— begin MATERIAL PROVIDED —

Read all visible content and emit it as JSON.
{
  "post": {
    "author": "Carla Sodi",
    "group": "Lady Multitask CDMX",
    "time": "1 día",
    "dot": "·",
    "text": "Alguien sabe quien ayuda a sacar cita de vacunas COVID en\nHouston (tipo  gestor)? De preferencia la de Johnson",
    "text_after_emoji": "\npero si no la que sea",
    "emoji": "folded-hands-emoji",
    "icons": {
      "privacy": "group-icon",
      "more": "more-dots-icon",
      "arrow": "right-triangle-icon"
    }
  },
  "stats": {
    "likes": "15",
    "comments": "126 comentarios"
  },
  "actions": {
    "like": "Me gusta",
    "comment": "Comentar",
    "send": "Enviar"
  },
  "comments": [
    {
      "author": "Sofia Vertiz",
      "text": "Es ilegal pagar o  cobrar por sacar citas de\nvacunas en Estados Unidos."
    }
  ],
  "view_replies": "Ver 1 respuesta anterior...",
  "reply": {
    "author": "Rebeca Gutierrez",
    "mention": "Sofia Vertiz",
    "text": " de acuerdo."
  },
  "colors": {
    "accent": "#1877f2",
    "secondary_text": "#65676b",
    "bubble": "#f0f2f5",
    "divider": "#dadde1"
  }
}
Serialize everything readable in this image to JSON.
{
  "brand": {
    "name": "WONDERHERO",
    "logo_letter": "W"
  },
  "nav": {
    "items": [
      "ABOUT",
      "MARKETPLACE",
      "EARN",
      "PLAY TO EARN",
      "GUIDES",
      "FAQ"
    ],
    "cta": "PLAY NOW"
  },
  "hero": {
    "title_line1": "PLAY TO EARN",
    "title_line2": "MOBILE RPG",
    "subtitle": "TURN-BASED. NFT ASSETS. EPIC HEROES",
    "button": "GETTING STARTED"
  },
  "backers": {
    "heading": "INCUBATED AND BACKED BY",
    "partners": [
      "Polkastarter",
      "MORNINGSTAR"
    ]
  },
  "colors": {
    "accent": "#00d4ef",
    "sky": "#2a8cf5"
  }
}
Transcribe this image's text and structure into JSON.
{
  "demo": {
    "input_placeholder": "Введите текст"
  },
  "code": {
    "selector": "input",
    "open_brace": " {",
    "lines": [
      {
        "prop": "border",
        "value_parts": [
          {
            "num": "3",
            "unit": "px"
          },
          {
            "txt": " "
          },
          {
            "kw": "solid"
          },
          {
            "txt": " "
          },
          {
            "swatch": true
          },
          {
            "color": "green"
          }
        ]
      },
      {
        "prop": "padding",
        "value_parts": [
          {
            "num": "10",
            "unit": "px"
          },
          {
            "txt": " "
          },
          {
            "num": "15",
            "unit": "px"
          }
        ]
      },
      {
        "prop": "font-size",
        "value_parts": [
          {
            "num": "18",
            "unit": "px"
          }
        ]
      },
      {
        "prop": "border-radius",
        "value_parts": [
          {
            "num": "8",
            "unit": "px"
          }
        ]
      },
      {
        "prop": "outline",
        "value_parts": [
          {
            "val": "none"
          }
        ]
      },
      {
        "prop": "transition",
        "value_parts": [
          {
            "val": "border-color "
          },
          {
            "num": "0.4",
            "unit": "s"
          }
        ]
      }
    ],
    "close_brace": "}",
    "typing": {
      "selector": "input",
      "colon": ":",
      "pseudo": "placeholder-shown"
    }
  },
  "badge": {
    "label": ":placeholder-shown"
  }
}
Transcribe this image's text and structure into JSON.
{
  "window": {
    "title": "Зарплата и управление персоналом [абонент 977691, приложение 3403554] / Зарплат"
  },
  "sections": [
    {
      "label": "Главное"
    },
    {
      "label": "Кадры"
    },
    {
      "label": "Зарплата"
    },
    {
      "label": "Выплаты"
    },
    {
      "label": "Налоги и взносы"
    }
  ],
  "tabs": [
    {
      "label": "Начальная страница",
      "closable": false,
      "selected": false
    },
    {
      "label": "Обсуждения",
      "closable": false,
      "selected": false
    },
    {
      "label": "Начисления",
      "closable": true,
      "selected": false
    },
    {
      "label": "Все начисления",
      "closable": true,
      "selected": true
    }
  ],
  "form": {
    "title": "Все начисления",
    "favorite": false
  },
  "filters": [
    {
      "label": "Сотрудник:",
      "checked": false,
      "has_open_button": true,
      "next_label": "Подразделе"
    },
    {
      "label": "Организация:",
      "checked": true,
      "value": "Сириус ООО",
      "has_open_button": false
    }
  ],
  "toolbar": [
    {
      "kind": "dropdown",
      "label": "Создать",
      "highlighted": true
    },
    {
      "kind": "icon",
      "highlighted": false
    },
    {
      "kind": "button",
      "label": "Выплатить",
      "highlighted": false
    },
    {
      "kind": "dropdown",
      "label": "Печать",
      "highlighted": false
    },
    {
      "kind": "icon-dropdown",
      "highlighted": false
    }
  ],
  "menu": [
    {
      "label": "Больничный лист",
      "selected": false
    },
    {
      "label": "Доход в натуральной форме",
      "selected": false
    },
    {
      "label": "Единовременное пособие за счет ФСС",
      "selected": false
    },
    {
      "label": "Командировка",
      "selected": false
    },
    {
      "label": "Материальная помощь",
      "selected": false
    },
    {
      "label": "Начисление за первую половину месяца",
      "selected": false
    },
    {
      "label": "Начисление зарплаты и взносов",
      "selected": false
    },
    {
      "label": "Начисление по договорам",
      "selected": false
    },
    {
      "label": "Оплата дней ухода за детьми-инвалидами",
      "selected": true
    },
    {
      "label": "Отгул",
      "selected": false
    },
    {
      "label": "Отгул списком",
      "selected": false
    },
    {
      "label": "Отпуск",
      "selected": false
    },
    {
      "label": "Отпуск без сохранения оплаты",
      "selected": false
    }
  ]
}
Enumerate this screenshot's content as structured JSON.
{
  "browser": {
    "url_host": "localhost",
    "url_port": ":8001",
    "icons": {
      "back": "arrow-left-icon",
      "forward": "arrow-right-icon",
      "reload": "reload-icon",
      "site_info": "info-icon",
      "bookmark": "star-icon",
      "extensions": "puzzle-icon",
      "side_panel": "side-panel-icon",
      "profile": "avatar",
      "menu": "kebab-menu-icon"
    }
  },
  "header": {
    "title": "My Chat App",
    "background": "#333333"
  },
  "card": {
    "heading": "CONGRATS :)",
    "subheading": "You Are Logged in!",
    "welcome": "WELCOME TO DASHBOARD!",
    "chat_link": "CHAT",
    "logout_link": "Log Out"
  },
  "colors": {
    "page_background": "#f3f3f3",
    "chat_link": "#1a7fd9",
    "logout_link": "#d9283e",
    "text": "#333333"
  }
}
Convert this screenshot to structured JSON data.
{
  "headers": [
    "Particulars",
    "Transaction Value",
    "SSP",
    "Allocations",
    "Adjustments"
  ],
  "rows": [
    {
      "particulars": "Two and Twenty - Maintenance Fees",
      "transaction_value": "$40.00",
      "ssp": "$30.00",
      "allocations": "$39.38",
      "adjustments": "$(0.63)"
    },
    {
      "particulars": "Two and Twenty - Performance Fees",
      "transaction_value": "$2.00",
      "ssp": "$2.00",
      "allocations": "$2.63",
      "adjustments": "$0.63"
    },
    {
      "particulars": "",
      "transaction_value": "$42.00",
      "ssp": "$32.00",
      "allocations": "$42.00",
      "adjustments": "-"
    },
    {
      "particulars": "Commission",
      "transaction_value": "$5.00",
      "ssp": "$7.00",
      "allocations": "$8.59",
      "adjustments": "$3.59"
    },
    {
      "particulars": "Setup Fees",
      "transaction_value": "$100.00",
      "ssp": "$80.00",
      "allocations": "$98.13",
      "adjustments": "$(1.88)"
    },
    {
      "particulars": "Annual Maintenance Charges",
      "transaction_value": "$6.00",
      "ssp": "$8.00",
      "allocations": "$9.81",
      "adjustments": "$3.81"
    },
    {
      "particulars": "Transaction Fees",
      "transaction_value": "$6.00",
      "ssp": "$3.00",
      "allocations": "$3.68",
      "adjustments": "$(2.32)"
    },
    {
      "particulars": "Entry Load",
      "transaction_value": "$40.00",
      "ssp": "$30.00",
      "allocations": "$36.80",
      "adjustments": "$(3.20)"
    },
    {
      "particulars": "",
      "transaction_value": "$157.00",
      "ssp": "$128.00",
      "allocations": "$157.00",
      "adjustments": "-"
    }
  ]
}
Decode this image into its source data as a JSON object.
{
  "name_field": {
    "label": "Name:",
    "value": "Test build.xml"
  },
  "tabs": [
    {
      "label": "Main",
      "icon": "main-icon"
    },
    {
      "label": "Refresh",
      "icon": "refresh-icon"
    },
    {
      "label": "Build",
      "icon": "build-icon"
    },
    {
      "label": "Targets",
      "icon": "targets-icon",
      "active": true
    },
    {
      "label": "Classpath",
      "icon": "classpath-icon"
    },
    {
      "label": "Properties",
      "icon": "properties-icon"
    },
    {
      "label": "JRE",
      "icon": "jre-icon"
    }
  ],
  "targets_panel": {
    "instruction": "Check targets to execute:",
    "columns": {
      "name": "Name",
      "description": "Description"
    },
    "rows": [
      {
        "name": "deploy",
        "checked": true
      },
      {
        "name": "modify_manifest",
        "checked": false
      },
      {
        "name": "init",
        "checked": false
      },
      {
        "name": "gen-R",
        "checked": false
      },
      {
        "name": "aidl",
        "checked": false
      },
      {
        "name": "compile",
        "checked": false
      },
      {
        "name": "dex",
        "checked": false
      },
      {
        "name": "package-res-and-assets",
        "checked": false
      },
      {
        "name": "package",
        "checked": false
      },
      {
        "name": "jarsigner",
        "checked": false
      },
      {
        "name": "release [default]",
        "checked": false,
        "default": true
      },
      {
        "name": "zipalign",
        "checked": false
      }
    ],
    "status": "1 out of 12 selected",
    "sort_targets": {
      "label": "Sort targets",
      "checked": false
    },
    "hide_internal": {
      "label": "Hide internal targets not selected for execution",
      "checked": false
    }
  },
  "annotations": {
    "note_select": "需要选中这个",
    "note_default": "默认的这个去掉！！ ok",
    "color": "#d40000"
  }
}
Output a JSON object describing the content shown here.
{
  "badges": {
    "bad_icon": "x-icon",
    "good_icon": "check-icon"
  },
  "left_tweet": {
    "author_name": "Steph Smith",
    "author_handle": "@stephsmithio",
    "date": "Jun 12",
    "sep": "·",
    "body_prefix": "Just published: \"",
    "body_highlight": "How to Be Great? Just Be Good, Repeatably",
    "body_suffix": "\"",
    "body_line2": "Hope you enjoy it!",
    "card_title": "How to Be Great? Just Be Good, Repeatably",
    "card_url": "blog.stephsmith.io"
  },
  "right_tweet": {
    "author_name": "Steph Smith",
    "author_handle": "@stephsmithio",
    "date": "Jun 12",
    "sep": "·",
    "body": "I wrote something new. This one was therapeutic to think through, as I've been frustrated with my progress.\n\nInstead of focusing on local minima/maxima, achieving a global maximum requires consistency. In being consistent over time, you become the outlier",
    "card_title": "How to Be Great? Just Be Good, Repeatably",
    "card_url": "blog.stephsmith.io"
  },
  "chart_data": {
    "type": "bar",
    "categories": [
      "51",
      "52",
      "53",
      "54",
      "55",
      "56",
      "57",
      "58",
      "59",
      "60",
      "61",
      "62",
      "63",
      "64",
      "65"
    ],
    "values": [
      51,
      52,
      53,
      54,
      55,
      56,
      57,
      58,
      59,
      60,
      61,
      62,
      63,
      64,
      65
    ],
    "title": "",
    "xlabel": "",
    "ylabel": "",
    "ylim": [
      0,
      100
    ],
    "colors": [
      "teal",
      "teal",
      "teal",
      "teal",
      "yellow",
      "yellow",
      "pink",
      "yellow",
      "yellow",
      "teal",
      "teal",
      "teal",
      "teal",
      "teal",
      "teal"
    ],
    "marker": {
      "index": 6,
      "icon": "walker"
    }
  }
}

— end MATERIAL PROVIDED —

-- PROBLEM TO WORK ON --
Answer with a single number: the count of lines holding the word "border".

-- RIGHT ANSWER --
3